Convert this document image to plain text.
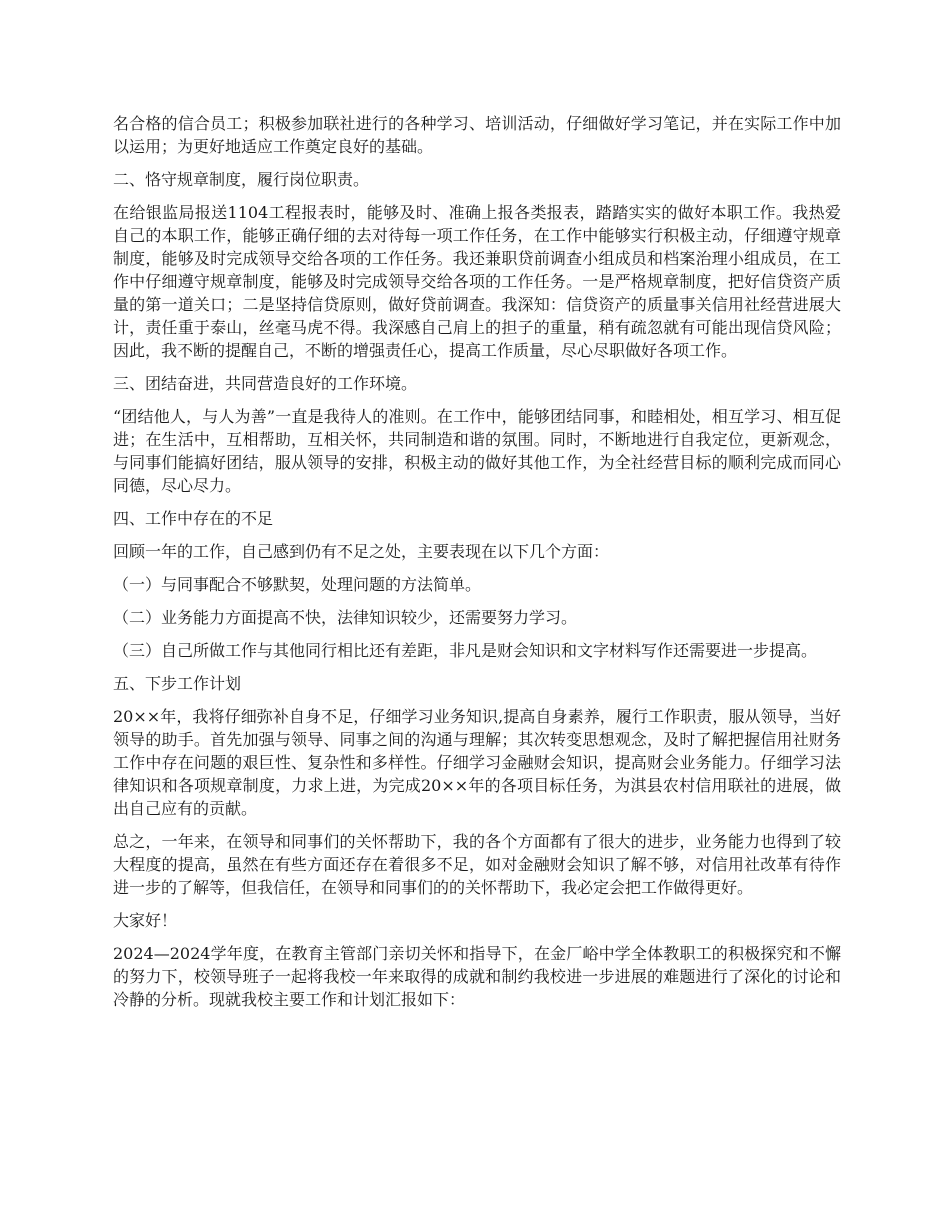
名合格的信合员工；积极参加联社进行的各种学习、培训活动，仔细做好学习笔记，并在实际工作中加以运用；为更好地适应工作奠定良好的基础。

二、恪守规章制度，履行岗位职责。

在给银监局报送1104工程报表时，能够及时、准确上报各类报表，踏踏实实的做好本职工作。我热爱自己的本职工作，能够正确仔细的去对待每一项工作任务，在工作中能够实行积极主动，仔细遵守规章制度，能够及时完成领导交给各项的工作任务。我还兼职贷前调查小组成员和档案治理小组成员，在工作中仔细遵守规章制度，能够及时完成领导交给各项的工作任务。一是严格规章制度，把好信贷资产质量的第一道关口；二是坚持信贷原则，做好贷前调查。我深知：信贷资产的质量事关信用社经营进展大计，责任重于泰山，丝毫马虎不得。我深感自己肩上的担子的重量，稍有疏忽就有可能出现信贷风险；因此，我不断的提醒自己，不断的增强责任心，提高工作质量，尽心尽职做好各项工作。

三、团结奋进，共同营造良好的工作环境。

“团结他人，与人为善”一直是我待人的准则。在工作中，能够团结同事，和睦相处，相互学习、相互促进；在生活中，互相帮助，互相关怀，共同制造和谐的氛围。同时，不断地进行自我定位，更新观念，与同事们能搞好团结，服从领导的安排，积极主动的做好其他工作，为全社经营目标的顺利完成而同心同德，尽心尽力。

四、工作中存在的不足

回顾一年的工作，自己感到仍有不足之处，主要表现在以下几个方面：

（一）与同事配合不够默契，处理问题的方法简单。

（二）业务能力方面提高不快，法律知识较少，还需要努力学习。

（三）自己所做工作与其他同行相比还有差距，非凡是财会知识和文字材料写作还需要进一步提高。

五、下步工作计划

20××年，我将仔细弥补自身不足，仔细学习业务知识,提高自身素养，履行工作职责，服从领导，当好领导的助手。首先加强与领导、同事之间的沟通与理解；其次转变思想观念，及时了解把握信用社财务工作中存在问题的艰巨性、复杂性和多样性。仔细学习金融财会知识，提高财会业务能力。仔细学习法律知识和各项规章制度，力求上进，为完成20××年的各项目标任务，为淇县农村信用联社的进展，做出自己应有的贡献。

总之，一年来，在领导和同事们的关怀帮助下，我的各个方面都有了很大的进步，业务能力也得到了较大程度的提高，虽然在有些方面还存在着很多不足，如对金融财会知识了解不够，对信用社改革有待作进一步的了解等，但我信任，在领导和同事们的的关怀帮助下，我必定会把工作做得更好。

大家好！

2024—2024学年度，在教育主管部门亲切关怀和指导下，在金厂峪中学全体教职工的积极探究和不懈的努力下，校领导班子一起将我校一年来取得的成就和制约我校进一步进展的难题进行了深化的讨论和冷静的分析。现就我校主要工作和计划汇报如下：
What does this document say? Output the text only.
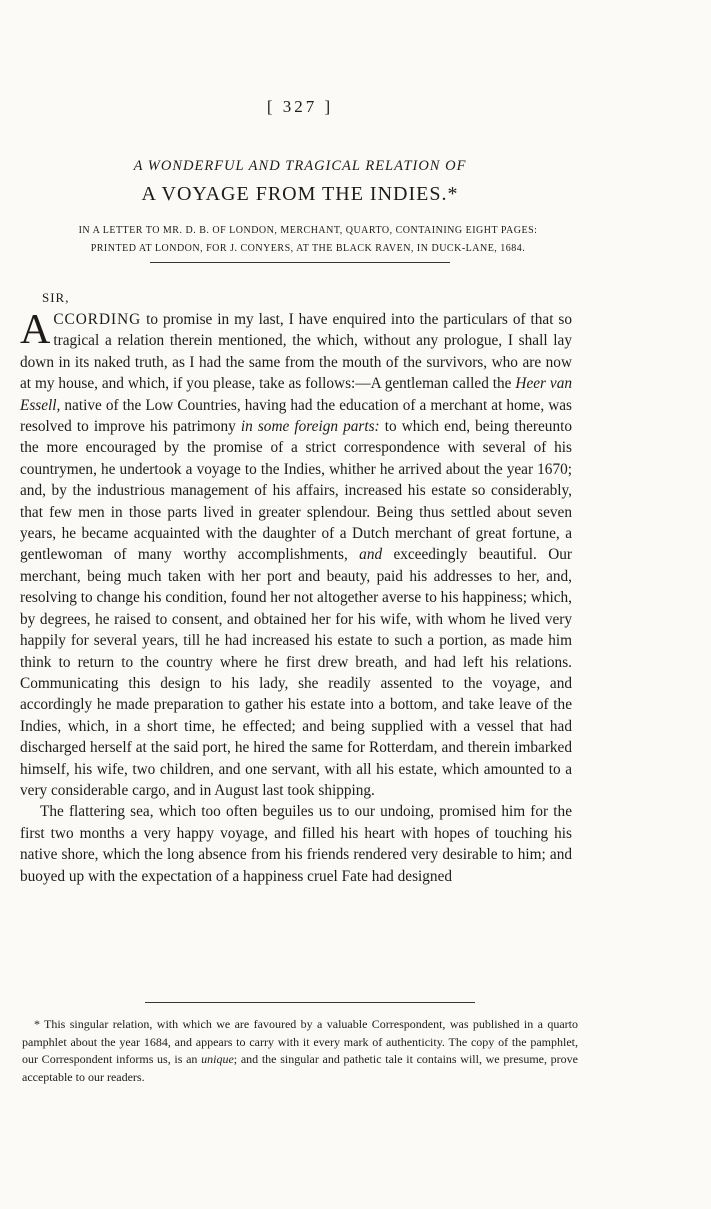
[ 327 ]
A WONDERFUL AND TRAGICAL RELATION OF
A VOYAGE FROM THE INDIES.*
IN A LETTER TO MR. D. B. OF LONDON, MERCHANT, QUARTO, CONTAINING EIGHT PAGES:
PRINTED AT LONDON, FOR J. CONYERS, AT THE BLACK RAVEN, IN DUCK-LANE, 1684.
SIR,

ACCORDING to promise in my last, I have enquired into the particulars of that so tragical a relation therein mentioned, the which, without any prologue, I shall lay down in its naked truth, as I had the same from the mouth of the survivors, who are now at my house, and which, if you please, take as follows:—A gentleman called the Heer van Essell, native of the Low Countries, having had the education of a merchant at home, was resolved to improve his patrimony in some foreign parts: to which end, being thereunto the more encouraged by the promise of a strict correspondence with several of his countrymen, he undertook a voyage to the Indies, whither he arrived about the year 1670; and, by the industrious management of his affairs, increased his estate so considerably, that few men in those parts lived in greater splendour. Being thus settled about seven years, he became acquainted with the daughter of a Dutch merchant of great fortune, a gentlewoman of many worthy accomplishments, and exceedingly beautiful. Our merchant, being much taken with her port and beauty, paid his addresses to her, and, resolving to change his condition, found her not altogether averse to his happiness; which, by degrees, he raised to consent, and obtained her for his wife, with whom he lived very happily for several years, till he had increased his estate to such a portion, as made him think to return to the country where he first drew breath, and had left his relations. Communicating this design to his lady, she readily assented to the voyage, and accordingly he made preparation to gather his estate into a bottom, and take leave of the Indies, which, in a short time, he effected; and being supplied with a vessel that had discharged herself at the said port, he hired the same for Rotterdam, and therein imbarked himself, his wife, two children, and one servant, with all his estate, which amounted to a very considerable cargo, and in August last took shipping.

The flattering sea, which too often beguiles us to our undoing, promised him for the first two months a very happy voyage, and filled his heart with hopes of touching his native shore, which the long absence from his friends rendered very desirable to him; and buoyed up with the expectation of a happiness cruel Fate had designed

* This singular relation, with which we are favoured by a valuable Correspondent, was published in a quarto pamphlet about the year 1684, and appears to carry with it every mark of authenticity. The copy of the pamphlet, our Correspondent informs us, is an unique; and the singular and pathetic tale it contains will, we presume, prove acceptable to our readers.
:::::
Required task: Each line of the material must be retyped exactly, except that images are omitted.

Result of this task:
Convert this document image to plain text.
名合格的信合员工；积极参加联社进行的各种学习、培训活动，仔细做好学习笔记，并在实际工作中加以运用；为更好地适应工作奠定良好的基础。

二、恪守规章制度，履行岗位职责。

在给银监局报送1104工程报表时，能够及时、准确上报各类报表，踏踏实实的做好本职工作。我热爱自己的本职工作，能够正确仔细的去对待每一项工作任务，在工作中能够实行积极主动，仔细遵守规章制度，能够及时完成领导交给各项的工作任务。我还兼职贷前调查小组成员和档案治理小组成员，在工作中仔细遵守规章制度，能够及时完成领导交给各项的工作任务。一是严格规章制度，把好信贷资产质量的第一道关口；二是坚持信贷原则，做好贷前调查。我深知：信贷资产的质量事关信用社经营进展大计，责任重于泰山，丝毫马虎不得。我深感自己肩上的担子的重量，稍有疏忽就有可能出现信贷风险；因此，我不断的提醒自己，不断的增强责任心，提高工作质量，尽心尽职做好各项工作。

三、团结奋进，共同营造良好的工作环境。

“团结他人，与人为善”一直是我待人的准则。在工作中，能够团结同事，和睦相处，相互学习、相互促进；在生活中，互相帮助，互相关怀，共同制造和谐的氛围。同时，不断地进行自我定位，更新观念，与同事们能搞好团结，服从领导的安排，积极主动的做好其他工作，为全社经营目标的顺利完成而同心同德，尽心尽力。

四、工作中存在的不足

回顾一年的工作，自己感到仍有不足之处，主要表现在以下几个方面：

（一）与同事配合不够默契，处理问题的方法简单。

（二）业务能力方面提高不快，法律知识较少，还需要努力学习。

（三）自己所做工作与其他同行相比还有差距，非凡是财会知识和文字材料写作还需要进一步提高。

五、下步工作计划

20××年，我将仔细弥补自身不足，仔细学习业务知识,提高自身素养，履行工作职责，服从领导，当好领导的助手。首先加强与领导、同事之间的沟通与理解；其次转变思想观念，及时了解把握信用社财务工作中存在问题的艰巨性、复杂性和多样性。仔细学习金融财会知识，提高财会业务能力。仔细学习法律知识和各项规章制度，力求上进，为完成20××年的各项目标任务，为淇县农村信用联社的进展，做出自己应有的贡献。

总之，一年来，在领导和同事们的关怀帮助下，我的各个方面都有了很大的进步，业务能力也得到了较大程度的提高，虽然在有些方面还存在着很多不足，如对金融财会知识了解不够，对信用社改革有待作进一步的了解等，但我信任，在领导和同事们的的关怀帮助下，我必定会把工作做得更好。

大家好！

2024—2024学年度，在教育主管部门亲切关怀和指导下，在金厂峪中学全体教职工的积极探究和不懈的努力下，校领导班子一起将我校一年来取得的成就和制约我校进一步进展的难题进行了深化的讨论和冷静的分析。现就我校主要工作和计划汇报如下：
What does this document say? Output the text only.
[ 327 ]
A WONDERFUL AND TRAGICAL RELATION OF
A VOYAGE FROM THE INDIES.*
IN A LETTER TO MR. D. B. OF LONDON, MERCHANT, QUARTO, CONTAINING EIGHT PAGES:
PRINTED AT LONDON, FOR J. CONYERS, AT THE BLACK RAVEN, IN DUCK-LANE, 1684.
SIR,

ACCORDING to promise in my last, I have enquired into the particulars of that so tragical a relation therein mentioned, the which, without any prologue, I shall lay down in its naked truth, as I had the same from the mouth of the survivors, who are now at my house, and which, if you please, take as follows:—A gentleman called the Heer van Essell, native of the Low Countries, having had the education of a merchant at home, was resolved to improve his patrimony in some foreign parts: to which end, being thereunto the more encouraged by the promise of a strict correspondence with several of his countrymen, he undertook a voyage to the Indies, whither he arrived about the year 1670; and, by the industrious management of his affairs, increased his estate so considerably, that few men in those parts lived in greater splendour. Being thus settled about seven years, he became acquainted with the daughter of a Dutch merchant of great fortune, a gentlewoman of many worthy accomplishments, and exceedingly beautiful. Our merchant, being much taken with her port and beauty, paid his addresses to her, and, resolving to change his condition, found her not altogether averse to his happiness; which, by degrees, he raised to consent, and obtained her for his wife, with whom he lived very happily for several years, till he had increased his estate to such a portion, as made him think to return to the country where he first drew breath, and had left his relations. Communicating this design to his lady, she readily assented to the voyage, and accordingly he made preparation to gather his estate into a bottom, and take leave of the Indies, which, in a short time, he effected; and being supplied with a vessel that had discharged herself at the said port, he hired the same for Rotterdam, and therein imbarked himself, his wife, two children, and one servant, with all his estate, which amounted to a very considerable cargo, and in August last took shipping.

The flattering sea, which too often beguiles us to our undoing, promised him for the first two months a very happy voyage, and filled his heart with hopes of touching his native shore, which the long absence from his friends rendered very desirable to him; and buoyed up with the expectation of a happiness cruel Fate had designed

* This singular relation, with which we are favoured by a valuable Correspondent, was published in a quarto pamphlet about the year 1684, and appears to carry with it every mark of authenticity. The copy of the pamphlet, our Correspondent informs us, is an unique; and the singular and pathetic tale it contains will, we presume, prove acceptable to our readers.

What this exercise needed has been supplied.